WHAT IS EXPECTED: Every entry below should be printed exactly, without its images.
* start MATERIAL SHOWN *
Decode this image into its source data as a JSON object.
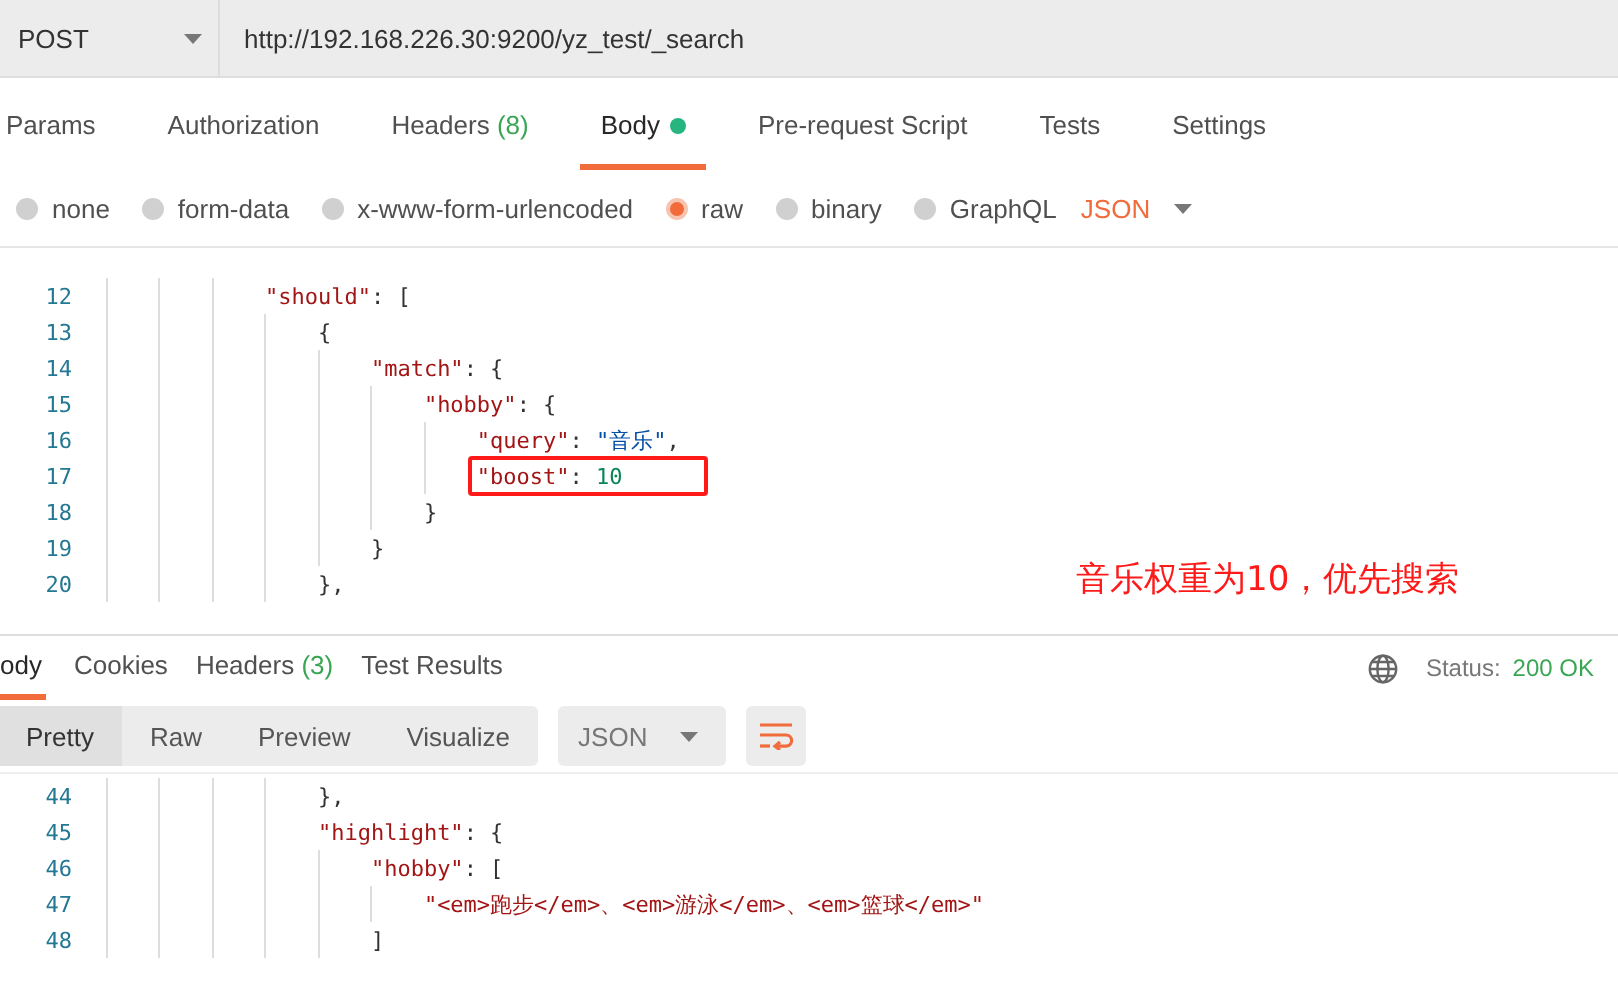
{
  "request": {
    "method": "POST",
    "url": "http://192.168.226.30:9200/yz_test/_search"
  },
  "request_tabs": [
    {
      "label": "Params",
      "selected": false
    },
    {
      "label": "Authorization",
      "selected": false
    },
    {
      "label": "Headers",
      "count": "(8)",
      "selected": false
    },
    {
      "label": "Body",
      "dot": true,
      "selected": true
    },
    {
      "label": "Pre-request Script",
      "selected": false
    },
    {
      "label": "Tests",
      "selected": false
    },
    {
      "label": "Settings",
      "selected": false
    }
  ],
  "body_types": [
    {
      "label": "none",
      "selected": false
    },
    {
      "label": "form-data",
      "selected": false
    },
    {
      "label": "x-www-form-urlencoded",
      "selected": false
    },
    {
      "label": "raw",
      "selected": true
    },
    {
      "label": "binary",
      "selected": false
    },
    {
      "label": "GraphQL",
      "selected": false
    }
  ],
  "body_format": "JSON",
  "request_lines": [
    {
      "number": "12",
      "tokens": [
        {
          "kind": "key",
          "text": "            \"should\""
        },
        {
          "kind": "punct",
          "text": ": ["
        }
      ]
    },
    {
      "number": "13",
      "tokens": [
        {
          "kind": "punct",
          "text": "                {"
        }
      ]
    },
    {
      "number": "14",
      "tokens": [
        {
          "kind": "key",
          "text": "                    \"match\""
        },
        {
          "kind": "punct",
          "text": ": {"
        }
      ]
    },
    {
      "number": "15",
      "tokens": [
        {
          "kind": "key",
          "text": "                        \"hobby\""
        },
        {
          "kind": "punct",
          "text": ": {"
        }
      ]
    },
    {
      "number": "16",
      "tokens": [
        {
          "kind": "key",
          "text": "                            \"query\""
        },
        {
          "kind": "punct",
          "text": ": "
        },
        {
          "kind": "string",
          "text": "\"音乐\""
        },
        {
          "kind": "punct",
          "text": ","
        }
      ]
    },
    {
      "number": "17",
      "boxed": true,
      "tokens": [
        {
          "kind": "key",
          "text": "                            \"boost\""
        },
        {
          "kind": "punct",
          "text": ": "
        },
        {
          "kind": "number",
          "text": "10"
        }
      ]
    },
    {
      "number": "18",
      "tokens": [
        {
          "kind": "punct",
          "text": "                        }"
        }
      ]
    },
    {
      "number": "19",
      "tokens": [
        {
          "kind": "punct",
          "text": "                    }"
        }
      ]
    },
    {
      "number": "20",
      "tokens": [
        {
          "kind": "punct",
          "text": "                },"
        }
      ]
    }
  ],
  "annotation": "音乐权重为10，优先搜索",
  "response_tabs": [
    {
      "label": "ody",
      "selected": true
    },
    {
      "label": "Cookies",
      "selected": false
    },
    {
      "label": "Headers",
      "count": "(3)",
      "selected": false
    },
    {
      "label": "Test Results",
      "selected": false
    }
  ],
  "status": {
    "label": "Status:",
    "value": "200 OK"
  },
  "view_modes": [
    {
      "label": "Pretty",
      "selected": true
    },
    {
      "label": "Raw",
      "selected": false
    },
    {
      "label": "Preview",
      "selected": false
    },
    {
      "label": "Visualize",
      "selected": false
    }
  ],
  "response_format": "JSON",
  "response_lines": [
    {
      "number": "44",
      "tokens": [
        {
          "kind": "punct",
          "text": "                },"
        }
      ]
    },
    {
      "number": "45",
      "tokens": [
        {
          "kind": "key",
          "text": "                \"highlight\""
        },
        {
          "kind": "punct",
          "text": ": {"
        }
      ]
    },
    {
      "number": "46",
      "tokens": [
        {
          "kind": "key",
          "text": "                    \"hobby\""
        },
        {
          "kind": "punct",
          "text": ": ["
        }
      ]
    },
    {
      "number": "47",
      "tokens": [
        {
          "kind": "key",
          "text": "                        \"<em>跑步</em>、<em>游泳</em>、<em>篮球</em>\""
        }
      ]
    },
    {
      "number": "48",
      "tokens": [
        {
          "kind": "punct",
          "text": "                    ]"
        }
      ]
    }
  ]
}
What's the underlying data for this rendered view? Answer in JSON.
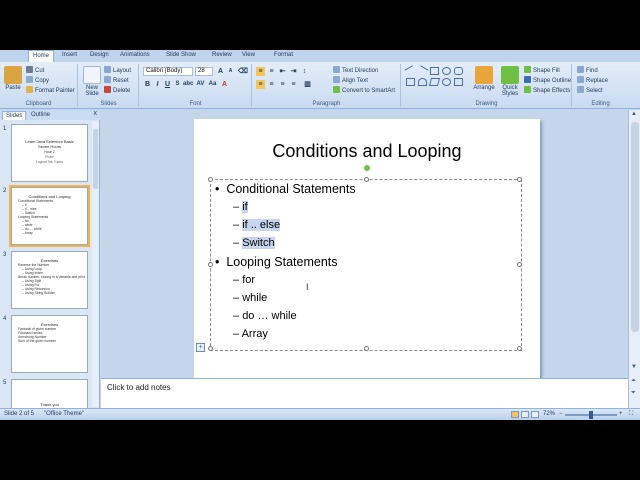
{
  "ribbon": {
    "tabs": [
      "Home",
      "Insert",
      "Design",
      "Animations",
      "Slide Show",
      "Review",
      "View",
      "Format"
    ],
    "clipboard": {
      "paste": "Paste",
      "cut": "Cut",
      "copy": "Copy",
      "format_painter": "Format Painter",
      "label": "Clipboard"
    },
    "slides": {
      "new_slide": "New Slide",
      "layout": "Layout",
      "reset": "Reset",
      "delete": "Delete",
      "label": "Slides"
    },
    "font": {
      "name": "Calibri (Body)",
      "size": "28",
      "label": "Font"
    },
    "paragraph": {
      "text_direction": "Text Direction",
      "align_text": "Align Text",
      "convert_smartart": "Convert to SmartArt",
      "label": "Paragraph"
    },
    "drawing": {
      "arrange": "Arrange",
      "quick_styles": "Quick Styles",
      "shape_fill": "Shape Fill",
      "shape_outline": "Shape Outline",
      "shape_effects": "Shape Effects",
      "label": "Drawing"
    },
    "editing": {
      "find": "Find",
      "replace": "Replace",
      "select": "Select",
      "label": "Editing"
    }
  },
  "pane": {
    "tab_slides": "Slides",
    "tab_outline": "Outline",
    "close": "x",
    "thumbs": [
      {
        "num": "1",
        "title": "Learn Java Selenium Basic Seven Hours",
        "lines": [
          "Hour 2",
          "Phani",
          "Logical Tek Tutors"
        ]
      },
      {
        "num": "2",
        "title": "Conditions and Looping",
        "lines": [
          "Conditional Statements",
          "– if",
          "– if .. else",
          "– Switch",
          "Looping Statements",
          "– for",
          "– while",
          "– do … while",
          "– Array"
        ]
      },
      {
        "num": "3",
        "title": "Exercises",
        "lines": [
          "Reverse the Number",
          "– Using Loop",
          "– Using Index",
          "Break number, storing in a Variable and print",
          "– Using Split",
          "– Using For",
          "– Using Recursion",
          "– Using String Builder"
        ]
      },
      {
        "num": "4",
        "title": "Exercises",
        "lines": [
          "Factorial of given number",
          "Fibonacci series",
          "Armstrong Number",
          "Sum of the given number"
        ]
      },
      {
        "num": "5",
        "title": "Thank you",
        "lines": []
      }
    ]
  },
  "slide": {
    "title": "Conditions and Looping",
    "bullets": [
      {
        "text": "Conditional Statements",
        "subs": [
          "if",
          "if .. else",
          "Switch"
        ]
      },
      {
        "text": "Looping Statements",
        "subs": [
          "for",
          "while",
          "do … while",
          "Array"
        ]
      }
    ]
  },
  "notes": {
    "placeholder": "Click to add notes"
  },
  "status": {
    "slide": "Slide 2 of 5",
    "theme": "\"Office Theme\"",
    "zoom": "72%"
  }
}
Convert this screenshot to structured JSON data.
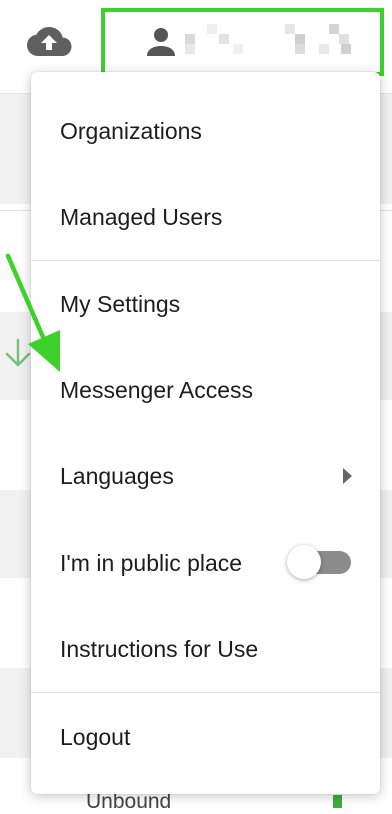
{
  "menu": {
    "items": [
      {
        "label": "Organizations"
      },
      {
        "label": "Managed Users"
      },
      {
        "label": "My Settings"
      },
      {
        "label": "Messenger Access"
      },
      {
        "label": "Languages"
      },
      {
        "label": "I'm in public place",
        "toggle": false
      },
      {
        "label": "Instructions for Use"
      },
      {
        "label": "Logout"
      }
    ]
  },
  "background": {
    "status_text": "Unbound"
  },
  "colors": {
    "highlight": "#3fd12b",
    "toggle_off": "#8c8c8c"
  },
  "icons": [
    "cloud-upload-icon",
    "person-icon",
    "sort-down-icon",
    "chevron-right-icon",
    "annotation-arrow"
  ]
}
* end MATERIAL SHOWN *
EXERCISE ANSWER:
Decode this image into its source data as a JSON object.
{
  "request": {
    "method": "POST",
    "url": "http://192.168.226.30:9200/yz_test/_search"
  },
  "request_tabs": [
    {
      "label": "Params",
      "selected": false
    },
    {
      "label": "Authorization",
      "selected": false
    },
    {
      "label": "Headers",
      "count": "(8)",
      "selected": false
    },
    {
      "label": "Body",
      "dot": true,
      "selected": true
    },
    {
      "label": "Pre-request Script",
      "selected": false
    },
    {
      "label": "Tests",
      "selected": false
    },
    {
      "label": "Settings",
      "selected": false
    }
  ],
  "body_types": [
    {
      "label": "none",
      "selected": false
    },
    {
      "label": "form-data",
      "selected": false
    },
    {
      "label": "x-www-form-urlencoded",
      "selected": false
    },
    {
      "label": "raw",
      "selected": true
    },
    {
      "label": "binary",
      "selected": false
    },
    {
      "label": "GraphQL",
      "selected": false
    }
  ],
  "body_format": "JSON",
  "request_lines": [
    {
      "number": "12",
      "tokens": [
        {
          "kind": "key",
          "text": "            \"should\""
        },
        {
          "kind": "punct",
          "text": ": ["
        }
      ]
    },
    {
      "number": "13",
      "tokens": [
        {
          "kind": "punct",
          "text": "                {"
        }
      ]
    },
    {
      "number": "14",
      "tokens": [
        {
          "kind": "key",
          "text": "                    \"match\""
        },
        {
          "kind": "punct",
          "text": ": {"
        }
      ]
    },
    {
      "number": "15",
      "tokens": [
        {
          "kind": "key",
          "text": "                        \"hobby\""
        },
        {
          "kind": "punct",
          "text": ": {"
        }
      ]
    },
    {
      "number": "16",
      "tokens": [
        {
          "kind": "key",
          "text": "                            \"query\""
        },
        {
          "kind": "punct",
          "text": ": "
        },
        {
          "kind": "string",
          "text": "\"音乐\""
        },
        {
          "kind": "punct",
          "text": ","
        }
      ]
    },
    {
      "number": "17",
      "boxed": true,
      "tokens": [
        {
          "kind": "key",
          "text": "                            \"boost\""
        },
        {
          "kind": "punct",
          "text": ": "
        },
        {
          "kind": "number",
          "text": "10"
        }
      ]
    },
    {
      "number": "18",
      "tokens": [
        {
          "kind": "punct",
          "text": "                        }"
        }
      ]
    },
    {
      "number": "19",
      "tokens": [
        {
          "kind": "punct",
          "text": "                    }"
        }
      ]
    },
    {
      "number": "20",
      "tokens": [
        {
          "kind": "punct",
          "text": "                },"
        }
      ]
    }
  ],
  "annotation": "音乐权重为10，优先搜索",
  "response_tabs": [
    {
      "label": "ody",
      "selected": true
    },
    {
      "label": "Cookies",
      "selected": false
    },
    {
      "label": "Headers",
      "count": "(3)",
      "selected": false
    },
    {
      "label": "Test Results",
      "selected": false
    }
  ],
  "status": {
    "label": "Status:",
    "value": "200 OK"
  },
  "view_modes": [
    {
      "label": "Pretty",
      "selected": true
    },
    {
      "label": "Raw",
      "selected": false
    },
    {
      "label": "Preview",
      "selected": false
    },
    {
      "label": "Visualize",
      "selected": false
    }
  ],
  "response_format": "JSON",
  "response_lines": [
    {
      "number": "44",
      "tokens": [
        {
          "kind": "punct",
          "text": "                },"
        }
      ]
    },
    {
      "number": "45",
      "tokens": [
        {
          "kind": "key",
          "text": "                \"highlight\""
        },
        {
          "kind": "punct",
          "text": ": {"
        }
      ]
    },
    {
      "number": "46",
      "tokens": [
        {
          "kind": "key",
          "text": "                    \"hobby\""
        },
        {
          "kind": "punct",
          "text": ": ["
        }
      ]
    },
    {
      "number": "47",
      "tokens": [
        {
          "kind": "key",
          "text": "                        \"<em>跑步</em>、<em>游泳</em>、<em>篮球</em>\""
        }
      ]
    },
    {
      "number": "48",
      "tokens": [
        {
          "kind": "punct",
          "text": "                    ]"
        }
      ]
    }
  ]
}
What's the underlying data for this rendered view? Answer in JSON.
{
  "ribbon": {
    "tabs": [
      "Home",
      "Insert",
      "Design",
      "Animations",
      "Slide Show",
      "Review",
      "View",
      "Format"
    ],
    "clipboard": {
      "paste": "Paste",
      "cut": "Cut",
      "copy": "Copy",
      "format_painter": "Format Painter",
      "label": "Clipboard"
    },
    "slides": {
      "new_slide": "New Slide",
      "layout": "Layout",
      "reset": "Reset",
      "delete": "Delete",
      "label": "Slides"
    },
    "font": {
      "name": "Calibri (Body)",
      "size": "28",
      "label": "Font"
    },
    "paragraph": {
      "text_direction": "Text Direction",
      "align_text": "Align Text",
      "convert_smartart": "Convert to SmartArt",
      "label": "Paragraph"
    },
    "drawing": {
      "arrange": "Arrange",
      "quick_styles": "Quick Styles",
      "shape_fill": "Shape Fill",
      "shape_outline": "Shape Outline",
      "shape_effects": "Shape Effects",
      "label": "Drawing"
    },
    "editing": {
      "find": "Find",
      "replace": "Replace",
      "select": "Select",
      "label": "Editing"
    }
  },
  "pane": {
    "tab_slides": "Slides",
    "tab_outline": "Outline",
    "close": "x",
    "thumbs": [
      {
        "num": "1",
        "title": "Learn Java Selenium Basic Seven Hours",
        "lines": [
          "Hour 2",
          "Phani",
          "Logical Tek Tutors"
        ]
      },
      {
        "num": "2",
        "title": "Conditions and Looping",
        "lines": [
          "Conditional Statements",
          "– if",
          "– if .. else",
          "– Switch",
          "Looping Statements",
          "– for",
          "– while",
          "– do … while",
          "– Array"
        ]
      },
      {
        "num": "3",
        "title": "Exercises",
        "lines": [
          "Reverse the Number",
          "– Using Loop",
          "– Using Index",
          "Break number, storing in a Variable and print",
          "– Using Split",
          "– Using For",
          "– Using Recursion",
          "– Using String Builder"
        ]
      },
      {
        "num": "4",
        "title": "Exercises",
        "lines": [
          "Factorial of given number",
          "Fibonacci series",
          "Armstrong Number",
          "Sum of the given number"
        ]
      },
      {
        "num": "5",
        "title": "Thank you",
        "lines": []
      }
    ]
  },
  "slide": {
    "title": "Conditions and Looping",
    "bullets": [
      {
        "text": "Conditional Statements",
        "subs": [
          "if",
          "if .. else",
          "Switch"
        ]
      },
      {
        "text": "Looping Statements",
        "subs": [
          "for",
          "while",
          "do … while",
          "Array"
        ]
      }
    ]
  },
  "notes": {
    "placeholder": "Click to add notes"
  },
  "status": {
    "slide": "Slide 2 of 5",
    "theme": "\"Office Theme\"",
    "zoom": "72%"
  }
}
Convert this screenshot to structured JSON data.
{
  "menu": {
    "items": [
      {
        "label": "Organizations"
      },
      {
        "label": "Managed Users"
      },
      {
        "label": "My Settings"
      },
      {
        "label": "Messenger Access"
      },
      {
        "label": "Languages"
      },
      {
        "label": "I'm in public place",
        "toggle": false
      },
      {
        "label": "Instructions for Use"
      },
      {
        "label": "Logout"
      }
    ]
  },
  "background": {
    "status_text": "Unbound"
  },
  "colors": {
    "highlight": "#3fd12b",
    "toggle_off": "#8c8c8c"
  },
  "icons": [
    "cloud-upload-icon",
    "person-icon",
    "sort-down-icon",
    "chevron-right-icon",
    "annotation-arrow"
  ]
}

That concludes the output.